◆ RECORDS FOR THE TASK
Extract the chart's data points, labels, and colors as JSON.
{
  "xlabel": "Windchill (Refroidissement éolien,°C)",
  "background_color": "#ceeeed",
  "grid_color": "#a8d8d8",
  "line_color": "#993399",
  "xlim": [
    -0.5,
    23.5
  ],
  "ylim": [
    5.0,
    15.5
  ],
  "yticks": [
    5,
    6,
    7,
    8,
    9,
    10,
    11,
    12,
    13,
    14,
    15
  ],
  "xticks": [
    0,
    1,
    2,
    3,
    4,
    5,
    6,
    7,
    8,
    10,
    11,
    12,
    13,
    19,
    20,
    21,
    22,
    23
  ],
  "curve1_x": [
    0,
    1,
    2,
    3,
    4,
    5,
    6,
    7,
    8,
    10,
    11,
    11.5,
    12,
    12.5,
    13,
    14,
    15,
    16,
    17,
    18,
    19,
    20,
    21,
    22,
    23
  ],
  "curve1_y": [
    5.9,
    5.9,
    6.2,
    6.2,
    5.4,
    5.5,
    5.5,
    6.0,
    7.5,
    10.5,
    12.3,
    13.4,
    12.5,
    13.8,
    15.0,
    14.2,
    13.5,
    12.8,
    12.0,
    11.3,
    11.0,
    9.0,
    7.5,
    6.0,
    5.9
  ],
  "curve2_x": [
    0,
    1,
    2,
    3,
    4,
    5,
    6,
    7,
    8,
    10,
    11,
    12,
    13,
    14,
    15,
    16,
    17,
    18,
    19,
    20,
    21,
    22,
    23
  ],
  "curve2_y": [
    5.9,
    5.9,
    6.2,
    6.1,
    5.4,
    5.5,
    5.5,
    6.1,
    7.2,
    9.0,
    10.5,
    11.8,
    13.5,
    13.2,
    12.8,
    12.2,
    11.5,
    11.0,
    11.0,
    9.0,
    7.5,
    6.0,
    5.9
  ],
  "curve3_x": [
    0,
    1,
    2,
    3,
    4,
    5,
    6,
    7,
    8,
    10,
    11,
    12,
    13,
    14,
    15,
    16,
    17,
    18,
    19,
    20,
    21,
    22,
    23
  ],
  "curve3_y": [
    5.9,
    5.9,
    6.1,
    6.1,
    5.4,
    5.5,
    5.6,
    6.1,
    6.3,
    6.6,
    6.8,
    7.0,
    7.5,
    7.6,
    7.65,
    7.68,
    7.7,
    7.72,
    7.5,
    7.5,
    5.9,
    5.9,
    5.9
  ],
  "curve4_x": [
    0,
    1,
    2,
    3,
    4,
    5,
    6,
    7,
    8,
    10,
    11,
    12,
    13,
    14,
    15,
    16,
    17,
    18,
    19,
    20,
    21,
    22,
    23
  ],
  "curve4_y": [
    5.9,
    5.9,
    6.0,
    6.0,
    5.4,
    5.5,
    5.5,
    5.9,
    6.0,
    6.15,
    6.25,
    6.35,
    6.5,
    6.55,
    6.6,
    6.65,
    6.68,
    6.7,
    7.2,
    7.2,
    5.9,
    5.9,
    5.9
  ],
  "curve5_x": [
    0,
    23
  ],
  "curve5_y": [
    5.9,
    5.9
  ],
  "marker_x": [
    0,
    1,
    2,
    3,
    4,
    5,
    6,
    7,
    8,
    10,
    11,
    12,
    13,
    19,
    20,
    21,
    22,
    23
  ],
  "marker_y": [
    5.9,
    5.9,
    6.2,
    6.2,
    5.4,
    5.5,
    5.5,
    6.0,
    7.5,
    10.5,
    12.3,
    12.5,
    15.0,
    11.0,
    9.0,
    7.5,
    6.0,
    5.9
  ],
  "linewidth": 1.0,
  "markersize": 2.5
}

◆ DIRECTION
Using the listing above, retype each line exactly.

◆ EXERCISE RESPONSE
Extract the chart's data points, labels, and colors as JSON.
{
  "xlabel": "Windchill (Refroidissement éolien,°C)",
  "background_color": "#ceeeed",
  "grid_color": "#a8d8d8",
  "line_color": "#993399",
  "xlim": [
    -0.5,
    23.5
  ],
  "ylim": [
    5.0,
    15.5
  ],
  "yticks": [
    5,
    6,
    7,
    8,
    9,
    10,
    11,
    12,
    13,
    14,
    15
  ],
  "xticks": [
    0,
    1,
    2,
    3,
    4,
    5,
    6,
    7,
    8,
    10,
    11,
    12,
    13,
    19,
    20,
    21,
    22,
    23
  ],
  "curve1_x": [
    0,
    1,
    2,
    3,
    4,
    5,
    6,
    7,
    8,
    10,
    11,
    11.5,
    12,
    12.5,
    13,
    14,
    15,
    16,
    17,
    18,
    19,
    20,
    21,
    22,
    23
  ],
  "curve1_y": [
    5.9,
    5.9,
    6.2,
    6.2,
    5.4,
    5.5,
    5.5,
    6.0,
    7.5,
    10.5,
    12.3,
    13.4,
    12.5,
    13.8,
    15.0,
    14.2,
    13.5,
    12.8,
    12.0,
    11.3,
    11.0,
    9.0,
    7.5,
    6.0,
    5.9
  ],
  "curve2_x": [
    0,
    1,
    2,
    3,
    4,
    5,
    6,
    7,
    8,
    10,
    11,
    12,
    13,
    14,
    15,
    16,
    17,
    18,
    19,
    20,
    21,
    22,
    23
  ],
  "curve2_y": [
    5.9,
    5.9,
    6.2,
    6.1,
    5.4,
    5.5,
    5.5,
    6.1,
    7.2,
    9.0,
    10.5,
    11.8,
    13.5,
    13.2,
    12.8,
    12.2,
    11.5,
    11.0,
    11.0,
    9.0,
    7.5,
    6.0,
    5.9
  ],
  "curve3_x": [
    0,
    1,
    2,
    3,
    4,
    5,
    6,
    7,
    8,
    10,
    11,
    12,
    13,
    14,
    15,
    16,
    17,
    18,
    19,
    20,
    21,
    22,
    23
  ],
  "curve3_y": [
    5.9,
    5.9,
    6.1,
    6.1,
    5.4,
    5.5,
    5.6,
    6.1,
    6.3,
    6.6,
    6.8,
    7.0,
    7.5,
    7.6,
    7.65,
    7.68,
    7.7,
    7.72,
    7.5,
    7.5,
    5.9,
    5.9,
    5.9
  ],
  "curve4_x": [
    0,
    1,
    2,
    3,
    4,
    5,
    6,
    7,
    8,
    10,
    11,
    12,
    13,
    14,
    15,
    16,
    17,
    18,
    19,
    20,
    21,
    22,
    23
  ],
  "curve4_y": [
    5.9,
    5.9,
    6.0,
    6.0,
    5.4,
    5.5,
    5.5,
    5.9,
    6.0,
    6.15,
    6.25,
    6.35,
    6.5,
    6.55,
    6.6,
    6.65,
    6.68,
    6.7,
    7.2,
    7.2,
    5.9,
    5.9,
    5.9
  ],
  "curve5_x": [
    0,
    23
  ],
  "curve5_y": [
    5.9,
    5.9
  ],
  "marker_x": [
    0,
    1,
    2,
    3,
    4,
    5,
    6,
    7,
    8,
    10,
    11,
    12,
    13,
    19,
    20,
    21,
    22,
    23
  ],
  "marker_y": [
    5.9,
    5.9,
    6.2,
    6.2,
    5.4,
    5.5,
    5.5,
    6.0,
    7.5,
    10.5,
    12.3,
    12.5,
    15.0,
    11.0,
    9.0,
    7.5,
    6.0,
    5.9
  ],
  "linewidth": 1.0,
  "markersize": 2.5
}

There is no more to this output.